__Exercise requirements__:
Extract and list every line that contains the word "Velocidad".

__Exercise materials__:
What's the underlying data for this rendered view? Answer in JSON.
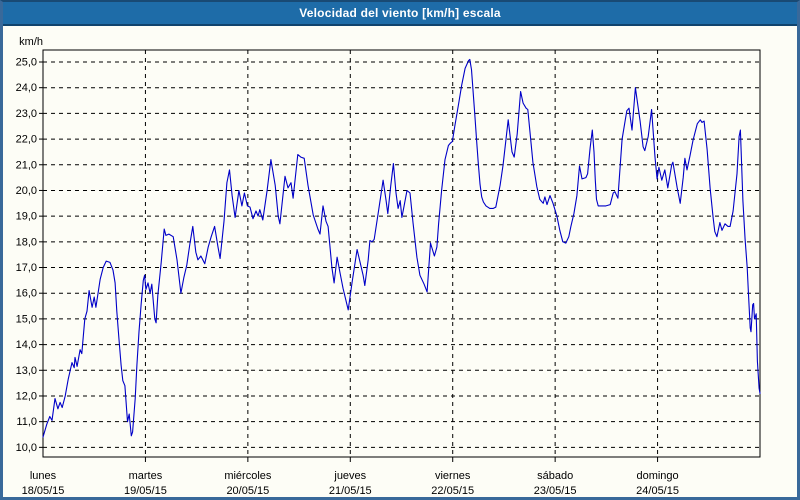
{
  "window": {
    "title": "Velocidad del viento [km/h] escala"
  },
  "colors": {
    "titlebar": "#1e6ca8",
    "titlebar_edge": "#10436d",
    "frame_border": "#39699a",
    "frame_top": "#194a74",
    "background": "#fdfdf6",
    "line": "#0000c8",
    "grid": "#000000"
  },
  "chart_data": {
    "type": "line",
    "title": "Velocidad del viento [km/h] escala",
    "ylabel": "km/h",
    "ylim": [
      10,
      25
    ],
    "y_tick_step": 1,
    "y_tick_labels": [
      "25,0",
      "24,0",
      "23,0",
      "22,0",
      "21,0",
      "20,0",
      "19,0",
      "18,0",
      "17,0",
      "16,0",
      "15,0",
      "14,0",
      "13,0",
      "12,0",
      "11,0",
      "10,0"
    ],
    "grid": "dashed",
    "x_axis": {
      "unit": "hours",
      "range_hours": [
        0,
        168
      ],
      "days": [
        {
          "name": "lunes",
          "date": "18/05/15"
        },
        {
          "name": "martes",
          "date": "19/05/15"
        },
        {
          "name": "miércoles",
          "date": "20/05/15"
        },
        {
          "name": "jueves",
          "date": "21/05/15"
        },
        {
          "name": "viernes",
          "date": "22/05/15"
        },
        {
          "name": "sábado",
          "date": "23/05/15"
        },
        {
          "name": "domingo",
          "date": "24/05/15"
        }
      ]
    },
    "series": [
      {
        "name": "Velocidad del viento",
        "unit": "km/h",
        "points": [
          [
            0,
            10.4
          ],
          [
            0.9,
            10.9
          ],
          [
            1.6,
            11.2
          ],
          [
            2.1,
            11.05
          ],
          [
            2.8,
            11.9
          ],
          [
            3.5,
            11.5
          ],
          [
            4,
            11.75
          ],
          [
            4.5,
            11.55
          ],
          [
            5.2,
            12
          ],
          [
            5.9,
            12.65
          ],
          [
            6.8,
            13.3
          ],
          [
            7.3,
            13.1
          ],
          [
            7.5,
            13.5
          ],
          [
            8,
            13.15
          ],
          [
            8.7,
            13.8
          ],
          [
            9.1,
            13.65
          ],
          [
            9.8,
            15
          ],
          [
            10.3,
            15.3
          ],
          [
            10.8,
            16.1
          ],
          [
            11.5,
            15.45
          ],
          [
            12,
            15.85
          ],
          [
            12.4,
            15.45
          ],
          [
            13.4,
            16.55
          ],
          [
            14.1,
            17
          ],
          [
            14.8,
            17.25
          ],
          [
            15.7,
            17.2
          ],
          [
            16.4,
            16.9
          ],
          [
            16.9,
            16.4
          ],
          [
            17.3,
            15.3
          ],
          [
            17.8,
            14.2
          ],
          [
            18.3,
            13.2
          ],
          [
            18.7,
            12.6
          ],
          [
            19.2,
            12.4
          ],
          [
            19.8,
            11
          ],
          [
            20.2,
            11.3
          ],
          [
            20.7,
            10.45
          ],
          [
            21,
            10.6
          ],
          [
            21.6,
            11.9
          ],
          [
            22,
            13.2
          ],
          [
            22.5,
            14.5
          ],
          [
            23,
            15.6
          ],
          [
            23.5,
            16.5
          ],
          [
            23.8,
            16.7
          ],
          [
            24.1,
            16.15
          ],
          [
            24.6,
            16.4
          ],
          [
            25.1,
            16
          ],
          [
            25.5,
            16.35
          ],
          [
            26.2,
            15
          ],
          [
            26.5,
            14.85
          ],
          [
            26.9,
            15.9
          ],
          [
            27.7,
            17.2
          ],
          [
            28.4,
            18.5
          ],
          [
            28.8,
            18.25
          ],
          [
            29.5,
            18.3
          ],
          [
            30.5,
            18.2
          ],
          [
            31.4,
            17.3
          ],
          [
            32.3,
            16
          ],
          [
            33,
            16.6
          ],
          [
            33.7,
            17.1
          ],
          [
            34.4,
            17.9
          ],
          [
            35.1,
            18.6
          ],
          [
            35.8,
            17.6
          ],
          [
            36.3,
            17.3
          ],
          [
            37,
            17.45
          ],
          [
            37.9,
            17.15
          ],
          [
            38.7,
            17.8
          ],
          [
            39.4,
            18.2
          ],
          [
            40.2,
            18.6
          ],
          [
            41,
            17.8
          ],
          [
            41.5,
            17.35
          ],
          [
            42.4,
            18.8
          ],
          [
            43.1,
            20.3
          ],
          [
            43.7,
            20.8
          ],
          [
            44.3,
            19.8
          ],
          [
            45,
            18.95
          ],
          [
            45.9,
            20
          ],
          [
            46.6,
            19.4
          ],
          [
            47.2,
            19.9
          ],
          [
            47.9,
            19.4
          ],
          [
            48.5,
            19.35
          ],
          [
            49.2,
            18.9
          ],
          [
            49.9,
            19.2
          ],
          [
            50.4,
            19
          ],
          [
            50.8,
            19.25
          ],
          [
            51.5,
            18.85
          ],
          [
            52.5,
            20
          ],
          [
            53.4,
            21.2
          ],
          [
            54.4,
            20.2
          ],
          [
            55.1,
            19
          ],
          [
            55.5,
            18.7
          ],
          [
            56.7,
            20.55
          ],
          [
            57.4,
            20.1
          ],
          [
            58.1,
            20.3
          ],
          [
            58.6,
            19.7
          ],
          [
            59.7,
            21.4
          ],
          [
            60.4,
            21.3
          ],
          [
            61.2,
            21.25
          ],
          [
            62.1,
            20.2
          ],
          [
            63.3,
            19.05
          ],
          [
            64.4,
            18.5
          ],
          [
            64.9,
            18.3
          ],
          [
            65.6,
            19.4
          ],
          [
            66.3,
            18.8
          ],
          [
            66.8,
            18.6
          ],
          [
            67.7,
            17
          ],
          [
            68.2,
            16.4
          ],
          [
            68.9,
            17.4
          ],
          [
            69.6,
            16.8
          ],
          [
            70.3,
            16.2
          ],
          [
            71.5,
            15.35
          ],
          [
            72.4,
            16.4
          ],
          [
            73.6,
            17.7
          ],
          [
            74.3,
            17.2
          ],
          [
            75,
            16.7
          ],
          [
            75.4,
            16.3
          ],
          [
            76.2,
            17.3
          ],
          [
            76.6,
            18.05
          ],
          [
            77.1,
            18
          ],
          [
            77.6,
            18.1
          ],
          [
            78.7,
            19.3
          ],
          [
            79.7,
            20.4
          ],
          [
            80.4,
            19.6
          ],
          [
            80.8,
            19.1
          ],
          [
            81.5,
            20.2
          ],
          [
            82.1,
            21.05
          ],
          [
            82.7,
            19.9
          ],
          [
            83.2,
            19.3
          ],
          [
            83.7,
            19.6
          ],
          [
            84.1,
            18.95
          ],
          [
            84.6,
            19.4
          ],
          [
            85.3,
            20
          ],
          [
            86,
            19.9
          ],
          [
            86.7,
            18.75
          ],
          [
            87.6,
            17.4
          ],
          [
            88.3,
            16.7
          ],
          [
            89.3,
            16.35
          ],
          [
            90,
            16.05
          ],
          [
            90.8,
            17.95
          ],
          [
            91.7,
            17.45
          ],
          [
            92.3,
            17.8
          ],
          [
            92.7,
            18.7
          ],
          [
            93.4,
            20
          ],
          [
            94.2,
            21.2
          ],
          [
            95,
            21.75
          ],
          [
            95.5,
            21.85
          ],
          [
            95.9,
            21.9
          ],
          [
            96.5,
            22.5
          ],
          [
            97.3,
            23.3
          ],
          [
            98.1,
            24.1
          ],
          [
            98.9,
            24.75
          ],
          [
            99.7,
            25.05
          ],
          [
            100,
            25.1
          ],
          [
            100.4,
            24.7
          ],
          [
            100.8,
            23.8
          ],
          [
            101.2,
            22.9
          ],
          [
            101.6,
            21.95
          ],
          [
            102,
            21.05
          ],
          [
            102.4,
            20.25
          ],
          [
            102.8,
            19.75
          ],
          [
            103.2,
            19.55
          ],
          [
            103.8,
            19.4
          ],
          [
            104.7,
            19.3
          ],
          [
            105.5,
            19.3
          ],
          [
            106.1,
            19.35
          ],
          [
            107.1,
            20.2
          ],
          [
            107.8,
            21
          ],
          [
            109,
            22.75
          ],
          [
            109.9,
            21.5
          ],
          [
            110.4,
            21.3
          ],
          [
            111.1,
            22.2
          ],
          [
            111.9,
            23.85
          ],
          [
            112.5,
            23.4
          ],
          [
            113.2,
            23.2
          ],
          [
            113.6,
            23.15
          ],
          [
            114.8,
            21.1
          ],
          [
            115.7,
            20.15
          ],
          [
            116.4,
            19.65
          ],
          [
            117.2,
            19.5
          ],
          [
            117.6,
            19.75
          ],
          [
            118.1,
            19.45
          ],
          [
            118.8,
            19.8
          ],
          [
            119.5,
            19.5
          ],
          [
            120.4,
            19
          ],
          [
            121.1,
            18.45
          ],
          [
            121.8,
            18
          ],
          [
            122.5,
            17.95
          ],
          [
            123.2,
            18.2
          ],
          [
            123.7,
            18.6
          ],
          [
            124.4,
            19.1
          ],
          [
            125.1,
            19.8
          ],
          [
            125.7,
            20.95
          ],
          [
            126.3,
            20.45
          ],
          [
            127.2,
            20.5
          ],
          [
            127.6,
            20.65
          ],
          [
            128.2,
            21.65
          ],
          [
            128.7,
            22.35
          ],
          [
            129.1,
            21.5
          ],
          [
            129.4,
            20.4
          ],
          [
            129.7,
            19.65
          ],
          [
            130.1,
            19.4
          ],
          [
            131,
            19.4
          ],
          [
            131.9,
            19.4
          ],
          [
            132.9,
            19.45
          ],
          [
            133.6,
            19.9
          ],
          [
            134,
            19.95
          ],
          [
            134.7,
            19.7
          ],
          [
            135.7,
            22
          ],
          [
            136.8,
            23.1
          ],
          [
            137.3,
            23.2
          ],
          [
            138,
            22.35
          ],
          [
            138.8,
            24
          ],
          [
            139.4,
            23.3
          ],
          [
            139.9,
            22.7
          ],
          [
            140.6,
            21.7
          ],
          [
            141,
            21.55
          ],
          [
            141.8,
            22.1
          ],
          [
            142.6,
            23.15
          ],
          [
            143.4,
            21.3
          ],
          [
            143.9,
            20.45
          ],
          [
            144.3,
            20.9
          ],
          [
            145,
            20.4
          ],
          [
            145.7,
            20.8
          ],
          [
            146.4,
            20.1
          ],
          [
            147.3,
            21
          ],
          [
            147.6,
            21.1
          ],
          [
            148.6,
            20.1
          ],
          [
            149.3,
            19.5
          ],
          [
            150,
            20.5
          ],
          [
            150.4,
            21.25
          ],
          [
            150.9,
            20.8
          ],
          [
            151.6,
            21.35
          ],
          [
            152.3,
            21.95
          ],
          [
            153.3,
            22.6
          ],
          [
            154,
            22.75
          ],
          [
            154.4,
            22.65
          ],
          [
            154.9,
            22.7
          ],
          [
            155.6,
            21.6
          ],
          [
            156.3,
            20.1
          ],
          [
            157,
            18.95
          ],
          [
            157.4,
            18.4
          ],
          [
            157.9,
            18.2
          ],
          [
            158.6,
            18.75
          ],
          [
            159.1,
            18.45
          ],
          [
            159.8,
            18.7
          ],
          [
            160.5,
            18.6
          ],
          [
            161,
            18.6
          ],
          [
            161.7,
            19.2
          ],
          [
            162.6,
            20.65
          ],
          [
            163.1,
            22.1
          ],
          [
            163.4,
            22.35
          ],
          [
            164,
            19.6
          ],
          [
            164.5,
            18.1
          ],
          [
            165,
            17
          ],
          [
            165.3,
            15.95
          ],
          [
            165.7,
            14.65
          ],
          [
            165.9,
            14.5
          ],
          [
            166.3,
            15.55
          ],
          [
            166.5,
            15.6
          ],
          [
            166.7,
            15
          ],
          [
            167.1,
            15.2
          ],
          [
            167.4,
            13.35
          ],
          [
            167.8,
            12.3
          ],
          [
            168,
            12.1
          ]
        ]
      }
    ]
  }
}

__Answer for this exercise__:
    "title": "Velocidad del viento [km/h] escala"
    "title": "Velocidad del viento [km/h] escala",
        "name": "Velocidad del viento",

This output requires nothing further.